_Data rows_
* * *

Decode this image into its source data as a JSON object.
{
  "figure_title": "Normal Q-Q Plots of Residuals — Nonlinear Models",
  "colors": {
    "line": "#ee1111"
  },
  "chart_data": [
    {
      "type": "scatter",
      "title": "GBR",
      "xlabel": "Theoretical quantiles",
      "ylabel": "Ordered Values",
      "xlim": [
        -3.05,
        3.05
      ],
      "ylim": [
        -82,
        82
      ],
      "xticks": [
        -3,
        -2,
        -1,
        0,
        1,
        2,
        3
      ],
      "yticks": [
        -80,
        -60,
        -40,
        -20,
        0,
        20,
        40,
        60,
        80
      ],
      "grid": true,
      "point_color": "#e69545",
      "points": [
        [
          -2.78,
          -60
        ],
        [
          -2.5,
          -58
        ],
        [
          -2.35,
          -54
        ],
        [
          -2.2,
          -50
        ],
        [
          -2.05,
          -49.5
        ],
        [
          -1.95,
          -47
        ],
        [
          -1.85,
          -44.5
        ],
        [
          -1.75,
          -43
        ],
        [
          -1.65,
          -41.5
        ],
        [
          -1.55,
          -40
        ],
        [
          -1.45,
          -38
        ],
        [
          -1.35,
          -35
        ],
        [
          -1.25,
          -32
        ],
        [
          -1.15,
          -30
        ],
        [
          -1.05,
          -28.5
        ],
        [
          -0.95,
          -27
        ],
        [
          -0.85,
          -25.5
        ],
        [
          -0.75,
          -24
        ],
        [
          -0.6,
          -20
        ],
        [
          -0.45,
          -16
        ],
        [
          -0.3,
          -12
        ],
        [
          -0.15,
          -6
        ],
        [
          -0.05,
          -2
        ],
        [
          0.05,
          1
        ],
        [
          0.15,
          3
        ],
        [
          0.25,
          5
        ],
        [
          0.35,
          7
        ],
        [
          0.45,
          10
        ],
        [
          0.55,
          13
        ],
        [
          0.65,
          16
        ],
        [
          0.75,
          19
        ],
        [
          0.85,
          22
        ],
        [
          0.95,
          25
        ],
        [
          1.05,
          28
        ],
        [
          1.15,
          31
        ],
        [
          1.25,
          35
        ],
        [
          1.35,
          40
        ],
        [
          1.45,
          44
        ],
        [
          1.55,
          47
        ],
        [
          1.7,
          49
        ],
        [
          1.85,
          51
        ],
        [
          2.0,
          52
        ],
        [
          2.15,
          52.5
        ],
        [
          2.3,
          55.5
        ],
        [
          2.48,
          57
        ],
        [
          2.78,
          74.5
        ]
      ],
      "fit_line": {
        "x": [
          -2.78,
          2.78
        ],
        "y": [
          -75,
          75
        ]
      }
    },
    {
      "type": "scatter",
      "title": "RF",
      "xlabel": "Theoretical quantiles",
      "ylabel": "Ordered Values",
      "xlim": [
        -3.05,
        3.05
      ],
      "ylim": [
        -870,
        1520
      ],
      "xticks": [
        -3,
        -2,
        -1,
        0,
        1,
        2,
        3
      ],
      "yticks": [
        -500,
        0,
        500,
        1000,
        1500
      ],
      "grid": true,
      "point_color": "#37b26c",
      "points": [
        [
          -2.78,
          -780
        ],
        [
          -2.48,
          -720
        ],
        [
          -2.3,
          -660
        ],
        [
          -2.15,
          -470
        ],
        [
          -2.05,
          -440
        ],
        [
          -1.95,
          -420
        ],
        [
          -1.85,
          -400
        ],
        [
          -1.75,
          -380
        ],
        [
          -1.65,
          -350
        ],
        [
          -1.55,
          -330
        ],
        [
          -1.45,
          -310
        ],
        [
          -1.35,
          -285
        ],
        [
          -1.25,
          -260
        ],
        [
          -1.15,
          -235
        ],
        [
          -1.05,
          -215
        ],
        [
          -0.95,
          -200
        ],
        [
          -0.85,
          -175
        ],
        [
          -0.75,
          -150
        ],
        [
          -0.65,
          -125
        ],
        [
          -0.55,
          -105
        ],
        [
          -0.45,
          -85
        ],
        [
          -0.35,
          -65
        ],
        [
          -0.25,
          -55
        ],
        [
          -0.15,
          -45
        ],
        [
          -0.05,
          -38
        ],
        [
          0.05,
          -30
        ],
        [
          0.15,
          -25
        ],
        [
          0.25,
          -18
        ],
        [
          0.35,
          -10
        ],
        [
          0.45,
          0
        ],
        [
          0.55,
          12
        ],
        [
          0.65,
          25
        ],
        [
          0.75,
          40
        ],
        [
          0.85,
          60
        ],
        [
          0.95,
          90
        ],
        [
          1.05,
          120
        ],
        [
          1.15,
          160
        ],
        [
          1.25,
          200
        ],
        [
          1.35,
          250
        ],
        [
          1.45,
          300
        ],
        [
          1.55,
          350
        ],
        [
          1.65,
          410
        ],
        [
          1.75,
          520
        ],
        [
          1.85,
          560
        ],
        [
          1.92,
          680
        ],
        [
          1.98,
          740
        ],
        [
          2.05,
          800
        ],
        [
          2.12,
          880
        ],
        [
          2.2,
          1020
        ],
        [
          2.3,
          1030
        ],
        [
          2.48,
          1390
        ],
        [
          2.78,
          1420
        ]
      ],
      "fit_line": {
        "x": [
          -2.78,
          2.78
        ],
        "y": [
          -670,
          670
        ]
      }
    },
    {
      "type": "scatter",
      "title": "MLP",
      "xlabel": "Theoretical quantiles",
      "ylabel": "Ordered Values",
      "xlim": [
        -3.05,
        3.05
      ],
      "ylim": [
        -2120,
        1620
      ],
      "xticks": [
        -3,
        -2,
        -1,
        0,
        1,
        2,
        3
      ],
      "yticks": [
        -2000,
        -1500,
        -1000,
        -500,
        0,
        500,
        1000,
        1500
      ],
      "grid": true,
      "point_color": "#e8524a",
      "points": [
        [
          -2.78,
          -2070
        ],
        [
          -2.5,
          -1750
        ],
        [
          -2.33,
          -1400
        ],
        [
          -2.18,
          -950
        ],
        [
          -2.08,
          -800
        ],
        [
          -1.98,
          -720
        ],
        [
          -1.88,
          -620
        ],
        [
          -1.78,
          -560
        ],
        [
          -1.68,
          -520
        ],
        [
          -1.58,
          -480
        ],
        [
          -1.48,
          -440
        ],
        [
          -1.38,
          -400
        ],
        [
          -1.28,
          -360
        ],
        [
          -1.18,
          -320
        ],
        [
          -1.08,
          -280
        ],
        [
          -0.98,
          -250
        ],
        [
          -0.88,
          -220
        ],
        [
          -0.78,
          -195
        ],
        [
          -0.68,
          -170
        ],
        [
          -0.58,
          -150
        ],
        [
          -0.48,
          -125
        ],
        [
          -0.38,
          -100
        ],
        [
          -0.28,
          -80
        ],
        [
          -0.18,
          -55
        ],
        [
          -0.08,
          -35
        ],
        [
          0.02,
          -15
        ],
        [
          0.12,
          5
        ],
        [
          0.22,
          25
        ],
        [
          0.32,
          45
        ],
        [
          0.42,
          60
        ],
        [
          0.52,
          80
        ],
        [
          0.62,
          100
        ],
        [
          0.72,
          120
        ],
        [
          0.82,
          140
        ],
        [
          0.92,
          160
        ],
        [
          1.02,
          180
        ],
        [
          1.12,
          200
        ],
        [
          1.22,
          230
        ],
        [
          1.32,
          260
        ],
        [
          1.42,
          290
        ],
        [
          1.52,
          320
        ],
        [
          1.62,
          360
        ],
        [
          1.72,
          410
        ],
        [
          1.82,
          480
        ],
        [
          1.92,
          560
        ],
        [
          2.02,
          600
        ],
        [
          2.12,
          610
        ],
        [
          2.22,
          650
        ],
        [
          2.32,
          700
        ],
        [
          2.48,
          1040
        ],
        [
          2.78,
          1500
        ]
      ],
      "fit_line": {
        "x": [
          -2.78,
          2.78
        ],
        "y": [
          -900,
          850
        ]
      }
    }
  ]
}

* * *

_Work required_
Give back all the records exactly as they stand.

_The result_
Decode this image into its source data as a JSON object.
{
  "figure_title": "Normal Q-Q Plots of Residuals — Nonlinear Models",
  "colors": {
    "line": "#ee1111"
  },
  "chart_data": [
    {
      "type": "scatter",
      "title": "GBR",
      "xlabel": "Theoretical quantiles",
      "ylabel": "Ordered Values",
      "xlim": [
        -3.05,
        3.05
      ],
      "ylim": [
        -82,
        82
      ],
      "xticks": [
        -3,
        -2,
        -1,
        0,
        1,
        2,
        3
      ],
      "yticks": [
        -80,
        -60,
        -40,
        -20,
        0,
        20,
        40,
        60,
        80
      ],
      "grid": true,
      "point_color": "#e69545",
      "points": [
        [
          -2.78,
          -60
        ],
        [
          -2.5,
          -58
        ],
        [
          -2.35,
          -54
        ],
        [
          -2.2,
          -50
        ],
        [
          -2.05,
          -49.5
        ],
        [
          -1.95,
          -47
        ],
        [
          -1.85,
          -44.5
        ],
        [
          -1.75,
          -43
        ],
        [
          -1.65,
          -41.5
        ],
        [
          -1.55,
          -40
        ],
        [
          -1.45,
          -38
        ],
        [
          -1.35,
          -35
        ],
        [
          -1.25,
          -32
        ],
        [
          -1.15,
          -30
        ],
        [
          -1.05,
          -28.5
        ],
        [
          -0.95,
          -27
        ],
        [
          -0.85,
          -25.5
        ],
        [
          -0.75,
          -24
        ],
        [
          -0.6,
          -20
        ],
        [
          -0.45,
          -16
        ],
        [
          -0.3,
          -12
        ],
        [
          -0.15,
          -6
        ],
        [
          -0.05,
          -2
        ],
        [
          0.05,
          1
        ],
        [
          0.15,
          3
        ],
        [
          0.25,
          5
        ],
        [
          0.35,
          7
        ],
        [
          0.45,
          10
        ],
        [
          0.55,
          13
        ],
        [
          0.65,
          16
        ],
        [
          0.75,
          19
        ],
        [
          0.85,
          22
        ],
        [
          0.95,
          25
        ],
        [
          1.05,
          28
        ],
        [
          1.15,
          31
        ],
        [
          1.25,
          35
        ],
        [
          1.35,
          40
        ],
        [
          1.45,
          44
        ],
        [
          1.55,
          47
        ],
        [
          1.7,
          49
        ],
        [
          1.85,
          51
        ],
        [
          2.0,
          52
        ],
        [
          2.15,
          52.5
        ],
        [
          2.3,
          55.5
        ],
        [
          2.48,
          57
        ],
        [
          2.78,
          74.5
        ]
      ],
      "fit_line": {
        "x": [
          -2.78,
          2.78
        ],
        "y": [
          -75,
          75
        ]
      }
    },
    {
      "type": "scatter",
      "title": "RF",
      "xlabel": "Theoretical quantiles",
      "ylabel": "Ordered Values",
      "xlim": [
        -3.05,
        3.05
      ],
      "ylim": [
        -870,
        1520
      ],
      "xticks": [
        -3,
        -2,
        -1,
        0,
        1,
        2,
        3
      ],
      "yticks": [
        -500,
        0,
        500,
        1000,
        1500
      ],
      "grid": true,
      "point_color": "#37b26c",
      "points": [
        [
          -2.78,
          -780
        ],
        [
          -2.48,
          -720
        ],
        [
          -2.3,
          -660
        ],
        [
          -2.15,
          -470
        ],
        [
          -2.05,
          -440
        ],
        [
          -1.95,
          -420
        ],
        [
          -1.85,
          -400
        ],
        [
          -1.75,
          -380
        ],
        [
          -1.65,
          -350
        ],
        [
          -1.55,
          -330
        ],
        [
          -1.45,
          -310
        ],
        [
          -1.35,
          -285
        ],
        [
          -1.25,
          -260
        ],
        [
          -1.15,
          -235
        ],
        [
          -1.05,
          -215
        ],
        [
          -0.95,
          -200
        ],
        [
          -0.85,
          -175
        ],
        [
          -0.75,
          -150
        ],
        [
          -0.65,
          -125
        ],
        [
          -0.55,
          -105
        ],
        [
          -0.45,
          -85
        ],
        [
          -0.35,
          -65
        ],
        [
          -0.25,
          -55
        ],
        [
          -0.15,
          -45
        ],
        [
          -0.05,
          -38
        ],
        [
          0.05,
          -30
        ],
        [
          0.15,
          -25
        ],
        [
          0.25,
          -18
        ],
        [
          0.35,
          -10
        ],
        [
          0.45,
          0
        ],
        [
          0.55,
          12
        ],
        [
          0.65,
          25
        ],
        [
          0.75,
          40
        ],
        [
          0.85,
          60
        ],
        [
          0.95,
          90
        ],
        [
          1.05,
          120
        ],
        [
          1.15,
          160
        ],
        [
          1.25,
          200
        ],
        [
          1.35,
          250
        ],
        [
          1.45,
          300
        ],
        [
          1.55,
          350
        ],
        [
          1.65,
          410
        ],
        [
          1.75,
          520
        ],
        [
          1.85,
          560
        ],
        [
          1.92,
          680
        ],
        [
          1.98,
          740
        ],
        [
          2.05,
          800
        ],
        [
          2.12,
          880
        ],
        [
          2.2,
          1020
        ],
        [
          2.3,
          1030
        ],
        [
          2.48,
          1390
        ],
        [
          2.78,
          1420
        ]
      ],
      "fit_line": {
        "x": [
          -2.78,
          2.78
        ],
        "y": [
          -670,
          670
        ]
      }
    },
    {
      "type": "scatter",
      "title": "MLP",
      "xlabel": "Theoretical quantiles",
      "ylabel": "Ordered Values",
      "xlim": [
        -3.05,
        3.05
      ],
      "ylim": [
        -2120,
        1620
      ],
      "xticks": [
        -3,
        -2,
        -1,
        0,
        1,
        2,
        3
      ],
      "yticks": [
        -2000,
        -1500,
        -1000,
        -500,
        0,
        500,
        1000,
        1500
      ],
      "grid": true,
      "point_color": "#e8524a",
      "points": [
        [
          -2.78,
          -2070
        ],
        [
          -2.5,
          -1750
        ],
        [
          -2.33,
          -1400
        ],
        [
          -2.18,
          -950
        ],
        [
          -2.08,
          -800
        ],
        [
          -1.98,
          -720
        ],
        [
          -1.88,
          -620
        ],
        [
          -1.78,
          -560
        ],
        [
          -1.68,
          -520
        ],
        [
          -1.58,
          -480
        ],
        [
          -1.48,
          -440
        ],
        [
          -1.38,
          -400
        ],
        [
          -1.28,
          -360
        ],
        [
          -1.18,
          -320
        ],
        [
          -1.08,
          -280
        ],
        [
          -0.98,
          -250
        ],
        [
          -0.88,
          -220
        ],
        [
          -0.78,
          -195
        ],
        [
          -0.68,
          -170
        ],
        [
          -0.58,
          -150
        ],
        [
          -0.48,
          -125
        ],
        [
          -0.38,
          -100
        ],
        [
          -0.28,
          -80
        ],
        [
          -0.18,
          -55
        ],
        [
          -0.08,
          -35
        ],
        [
          0.02,
          -15
        ],
        [
          0.12,
          5
        ],
        [
          0.22,
          25
        ],
        [
          0.32,
          45
        ],
        [
          0.42,
          60
        ],
        [
          0.52,
          80
        ],
        [
          0.62,
          100
        ],
        [
          0.72,
          120
        ],
        [
          0.82,
          140
        ],
        [
          0.92,
          160
        ],
        [
          1.02,
          180
        ],
        [
          1.12,
          200
        ],
        [
          1.22,
          230
        ],
        [
          1.32,
          260
        ],
        [
          1.42,
          290
        ],
        [
          1.52,
          320
        ],
        [
          1.62,
          360
        ],
        [
          1.72,
          410
        ],
        [
          1.82,
          480
        ],
        [
          1.92,
          560
        ],
        [
          2.02,
          600
        ],
        [
          2.12,
          610
        ],
        [
          2.22,
          650
        ],
        [
          2.32,
          700
        ],
        [
          2.48,
          1040
        ],
        [
          2.78,
          1500
        ]
      ],
      "fit_line": {
        "x": [
          -2.78,
          2.78
        ],
        "y": [
          -900,
          850
        ]
      }
    }
  ]
}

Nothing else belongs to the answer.